— Start of Task input —
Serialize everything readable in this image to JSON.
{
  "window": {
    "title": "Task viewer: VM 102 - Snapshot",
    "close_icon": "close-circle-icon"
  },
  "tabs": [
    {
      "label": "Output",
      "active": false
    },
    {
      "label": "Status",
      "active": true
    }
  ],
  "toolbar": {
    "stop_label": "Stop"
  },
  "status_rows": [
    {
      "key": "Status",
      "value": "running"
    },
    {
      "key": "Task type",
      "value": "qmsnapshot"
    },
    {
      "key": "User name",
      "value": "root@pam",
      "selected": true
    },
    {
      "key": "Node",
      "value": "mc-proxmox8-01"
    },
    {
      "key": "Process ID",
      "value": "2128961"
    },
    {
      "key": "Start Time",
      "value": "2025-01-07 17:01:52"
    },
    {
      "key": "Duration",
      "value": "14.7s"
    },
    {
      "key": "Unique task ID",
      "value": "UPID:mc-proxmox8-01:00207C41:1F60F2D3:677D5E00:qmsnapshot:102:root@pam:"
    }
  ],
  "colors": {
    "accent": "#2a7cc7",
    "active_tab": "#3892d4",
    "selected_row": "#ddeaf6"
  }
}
— End of Task input —
-- Description of the task --
Please reproduce each line exactly as written.

-- Problem solution --
Serialize everything readable in this image to JSON.
{
  "window": {
    "title": "Task viewer: VM 102 - Snapshot",
    "close_icon": "close-circle-icon"
  },
  "tabs": [
    {
      "label": "Output",
      "active": false
    },
    {
      "label": "Status",
      "active": true
    }
  ],
  "toolbar": {
    "stop_label": "Stop"
  },
  "status_rows": [
    {
      "key": "Status",
      "value": "running"
    },
    {
      "key": "Task type",
      "value": "qmsnapshot"
    },
    {
      "key": "User name",
      "value": "root@pam",
      "selected": true
    },
    {
      "key": "Node",
      "value": "mc-proxmox8-01"
    },
    {
      "key": "Process ID",
      "value": "2128961"
    },
    {
      "key": "Start Time",
      "value": "2025-01-07 17:01:52"
    },
    {
      "key": "Duration",
      "value": "14.7s"
    },
    {
      "key": "Unique task ID",
      "value": "UPID:mc-proxmox8-01:00207C41:1F60F2D3:677D5E00:qmsnapshot:102:root@pam:"
    }
  ],
  "colors": {
    "accent": "#2a7cc7",
    "active_tab": "#3892d4",
    "selected_row": "#ddeaf6"
  }
}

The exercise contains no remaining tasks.